Objective → Print the data exactly, leaving nothing out.

Saved data entries:
--------------------
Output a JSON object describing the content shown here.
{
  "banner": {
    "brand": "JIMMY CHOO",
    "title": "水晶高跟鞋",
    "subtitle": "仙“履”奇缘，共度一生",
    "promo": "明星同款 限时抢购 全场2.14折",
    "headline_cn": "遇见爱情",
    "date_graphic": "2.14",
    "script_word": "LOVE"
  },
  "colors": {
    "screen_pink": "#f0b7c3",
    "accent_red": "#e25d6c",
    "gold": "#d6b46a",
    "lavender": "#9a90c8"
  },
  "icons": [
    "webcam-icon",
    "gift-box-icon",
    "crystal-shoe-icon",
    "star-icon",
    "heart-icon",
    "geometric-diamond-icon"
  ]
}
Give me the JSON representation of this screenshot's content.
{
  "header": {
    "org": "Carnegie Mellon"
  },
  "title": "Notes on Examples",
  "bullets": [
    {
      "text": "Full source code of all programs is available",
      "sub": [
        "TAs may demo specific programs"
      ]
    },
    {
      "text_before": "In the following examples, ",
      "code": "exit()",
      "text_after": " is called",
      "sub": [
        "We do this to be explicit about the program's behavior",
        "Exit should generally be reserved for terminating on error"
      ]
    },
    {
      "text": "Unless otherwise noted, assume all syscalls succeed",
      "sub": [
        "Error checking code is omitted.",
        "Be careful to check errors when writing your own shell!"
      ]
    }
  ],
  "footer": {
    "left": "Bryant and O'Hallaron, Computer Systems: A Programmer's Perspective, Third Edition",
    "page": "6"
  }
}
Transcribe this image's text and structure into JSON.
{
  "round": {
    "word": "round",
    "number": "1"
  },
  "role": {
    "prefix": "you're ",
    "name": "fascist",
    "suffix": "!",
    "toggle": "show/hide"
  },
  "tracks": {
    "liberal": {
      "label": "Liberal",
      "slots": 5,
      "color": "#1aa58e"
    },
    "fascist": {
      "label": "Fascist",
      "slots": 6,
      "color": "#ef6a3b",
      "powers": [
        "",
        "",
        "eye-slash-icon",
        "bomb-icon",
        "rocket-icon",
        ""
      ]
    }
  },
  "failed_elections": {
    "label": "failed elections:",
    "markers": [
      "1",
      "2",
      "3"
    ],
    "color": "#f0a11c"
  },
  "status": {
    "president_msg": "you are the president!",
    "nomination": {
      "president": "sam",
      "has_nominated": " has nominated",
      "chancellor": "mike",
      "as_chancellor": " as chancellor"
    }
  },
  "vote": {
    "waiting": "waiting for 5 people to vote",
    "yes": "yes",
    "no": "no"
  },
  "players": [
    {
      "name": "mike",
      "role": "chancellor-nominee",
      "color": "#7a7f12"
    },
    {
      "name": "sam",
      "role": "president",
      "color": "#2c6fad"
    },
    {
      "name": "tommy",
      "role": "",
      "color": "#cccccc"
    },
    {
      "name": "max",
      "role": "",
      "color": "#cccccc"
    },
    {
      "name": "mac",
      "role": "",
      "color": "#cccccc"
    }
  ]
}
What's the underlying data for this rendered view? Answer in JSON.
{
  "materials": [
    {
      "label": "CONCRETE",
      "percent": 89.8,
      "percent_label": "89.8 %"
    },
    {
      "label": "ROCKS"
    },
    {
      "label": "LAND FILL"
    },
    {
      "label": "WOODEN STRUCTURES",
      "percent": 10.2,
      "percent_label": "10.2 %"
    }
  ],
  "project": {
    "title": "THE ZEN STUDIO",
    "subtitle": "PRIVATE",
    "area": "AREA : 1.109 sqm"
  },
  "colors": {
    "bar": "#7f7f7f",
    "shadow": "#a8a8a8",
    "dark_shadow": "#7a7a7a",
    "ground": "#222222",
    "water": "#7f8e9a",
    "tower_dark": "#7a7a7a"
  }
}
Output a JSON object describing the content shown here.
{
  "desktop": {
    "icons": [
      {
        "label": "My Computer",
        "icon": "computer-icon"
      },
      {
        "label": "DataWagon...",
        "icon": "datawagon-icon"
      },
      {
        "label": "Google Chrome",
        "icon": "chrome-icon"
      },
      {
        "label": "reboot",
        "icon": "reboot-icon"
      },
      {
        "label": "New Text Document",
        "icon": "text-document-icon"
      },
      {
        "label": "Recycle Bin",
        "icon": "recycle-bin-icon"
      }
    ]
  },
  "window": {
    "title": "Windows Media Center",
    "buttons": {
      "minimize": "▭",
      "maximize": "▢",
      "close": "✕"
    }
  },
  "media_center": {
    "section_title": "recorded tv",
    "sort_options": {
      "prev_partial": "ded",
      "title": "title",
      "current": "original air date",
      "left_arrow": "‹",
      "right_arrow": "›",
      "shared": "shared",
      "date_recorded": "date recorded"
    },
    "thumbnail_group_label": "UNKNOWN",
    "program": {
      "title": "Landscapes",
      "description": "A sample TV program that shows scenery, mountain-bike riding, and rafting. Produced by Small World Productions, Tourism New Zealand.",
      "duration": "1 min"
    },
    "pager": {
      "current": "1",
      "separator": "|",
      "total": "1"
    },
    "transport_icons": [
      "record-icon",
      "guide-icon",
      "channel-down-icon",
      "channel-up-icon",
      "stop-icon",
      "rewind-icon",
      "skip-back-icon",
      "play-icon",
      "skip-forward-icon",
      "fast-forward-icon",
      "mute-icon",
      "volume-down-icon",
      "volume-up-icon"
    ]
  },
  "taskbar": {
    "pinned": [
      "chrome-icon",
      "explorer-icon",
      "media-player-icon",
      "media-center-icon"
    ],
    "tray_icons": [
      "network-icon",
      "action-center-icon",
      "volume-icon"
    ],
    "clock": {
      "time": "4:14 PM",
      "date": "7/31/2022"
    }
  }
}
--------------------
Solution to this exercise →
Output a JSON object describing the content shown here.
{
  "banner": {
    "brand": "JIMMY CHOO",
    "title": "水晶高跟鞋",
    "subtitle": "仙“履”奇缘，共度一生",
    "promo": "明星同款 限时抢购 全场2.14折",
    "headline_cn": "遇见爱情",
    "date_graphic": "2.14",
    "script_word": "LOVE"
  },
  "colors": {
    "screen_pink": "#f0b7c3",
    "accent_red": "#e25d6c",
    "gold": "#d6b46a",
    "lavender": "#9a90c8"
  },
  "icons": [
    "webcam-icon",
    "gift-box-icon",
    "crystal-shoe-icon",
    "star-icon",
    "heart-icon",
    "geometric-diamond-icon"
  ]
}
Give me the JSON representation of this screenshot's content.
{
  "header": {
    "org": "Carnegie Mellon"
  },
  "title": "Notes on Examples",
  "bullets": [
    {
      "text": "Full source code of all programs is available",
      "sub": [
        "TAs may demo specific programs"
      ]
    },
    {
      "text_before": "In the following examples, ",
      "code": "exit()",
      "text_after": " is called",
      "sub": [
        "We do this to be explicit about the program's behavior",
        "Exit should generally be reserved for terminating on error"
      ]
    },
    {
      "text": "Unless otherwise noted, assume all syscalls succeed",
      "sub": [
        "Error checking code is omitted.",
        "Be careful to check errors when writing your own shell!"
      ]
    }
  ],
  "footer": {
    "left": "Bryant and O'Hallaron, Computer Systems: A Programmer's Perspective, Third Edition",
    "page": "6"
  }
}
Transcribe this image's text and structure into JSON.
{
  "round": {
    "word": "round",
    "number": "1"
  },
  "role": {
    "prefix": "you're ",
    "name": "fascist",
    "suffix": "!",
    "toggle": "show/hide"
  },
  "tracks": {
    "liberal": {
      "label": "Liberal",
      "slots": 5,
      "color": "#1aa58e"
    },
    "fascist": {
      "label": "Fascist",
      "slots": 6,
      "color": "#ef6a3b",
      "powers": [
        "",
        "",
        "eye-slash-icon",
        "bomb-icon",
        "rocket-icon",
        ""
      ]
    }
  },
  "failed_elections": {
    "label": "failed elections:",
    "markers": [
      "1",
      "2",
      "3"
    ],
    "color": "#f0a11c"
  },
  "status": {
    "president_msg": "you are the president!",
    "nomination": {
      "president": "sam",
      "has_nominated": " has nominated",
      "chancellor": "mike",
      "as_chancellor": " as chancellor"
    }
  },
  "vote": {
    "waiting": "waiting for 5 people to vote",
    "yes": "yes",
    "no": "no"
  },
  "players": [
    {
      "name": "mike",
      "role": "chancellor-nominee",
      "color": "#7a7f12"
    },
    {
      "name": "sam",
      "role": "president",
      "color": "#2c6fad"
    },
    {
      "name": "tommy",
      "role": "",
      "color": "#cccccc"
    },
    {
      "name": "max",
      "role": "",
      "color": "#cccccc"
    },
    {
      "name": "mac",
      "role": "",
      "color": "#cccccc"
    }
  ]
}
What's the underlying data for this rendered view? Answer in JSON.
{
  "materials": [
    {
      "label": "CONCRETE",
      "percent": 89.8,
      "percent_label": "89.8 %"
    },
    {
      "label": "ROCKS"
    },
    {
      "label": "LAND FILL"
    },
    {
      "label": "WOODEN STRUCTURES",
      "percent": 10.2,
      "percent_label": "10.2 %"
    }
  ],
  "project": {
    "title": "THE ZEN STUDIO",
    "subtitle": "PRIVATE",
    "area": "AREA : 1.109 sqm"
  },
  "colors": {
    "bar": "#7f7f7f",
    "shadow": "#a8a8a8",
    "dark_shadow": "#7a7a7a",
    "ground": "#222222",
    "water": "#7f8e9a",
    "tower_dark": "#7a7a7a"
  }
}
Output a JSON object describing the content shown here.
{
  "desktop": {
    "icons": [
      {
        "label": "My Computer",
        "icon": "computer-icon"
      },
      {
        "label": "DataWagon...",
        "icon": "datawagon-icon"
      },
      {
        "label": "Google Chrome",
        "icon": "chrome-icon"
      },
      {
        "label": "reboot",
        "icon": "reboot-icon"
      },
      {
        "label": "New Text Document",
        "icon": "text-document-icon"
      },
      {
        "label": "Recycle Bin",
        "icon": "recycle-bin-icon"
      }
    ]
  },
  "window": {
    "title": "Windows Media Center",
    "buttons": {
      "minimize": "▭",
      "maximize": "▢",
      "close": "✕"
    }
  },
  "media_center": {
    "section_title": "recorded tv",
    "sort_options": {
      "prev_partial": "ded",
      "title": "title",
      "current": "original air date",
      "left_arrow": "‹",
      "right_arrow": "›",
      "shared": "shared",
      "date_recorded": "date recorded"
    },
    "thumbnail_group_label": "UNKNOWN",
    "program": {
      "title": "Landscapes",
      "description": "A sample TV program that shows scenery, mountain-bike riding, and rafting. Produced by Small World Productions, Tourism New Zealand.",
      "duration": "1 min"
    },
    "pager": {
      "current": "1",
      "separator": "|",
      "total": "1"
    },
    "transport_icons": [
      "record-icon",
      "guide-icon",
      "channel-down-icon",
      "channel-up-icon",
      "stop-icon",
      "rewind-icon",
      "skip-back-icon",
      "play-icon",
      "skip-forward-icon",
      "fast-forward-icon",
      "mute-icon",
      "volume-down-icon",
      "volume-up-icon"
    ]
  },
  "taskbar": {
    "pinned": [
      "chrome-icon",
      "explorer-icon",
      "media-player-icon",
      "media-center-icon"
    ],
    "tray_icons": [
      "network-icon",
      "action-center-icon",
      "volume-icon"
    ],
    "clock": {
      "time": "4:14 PM",
      "date": "7/31/2022"
    }
  }
}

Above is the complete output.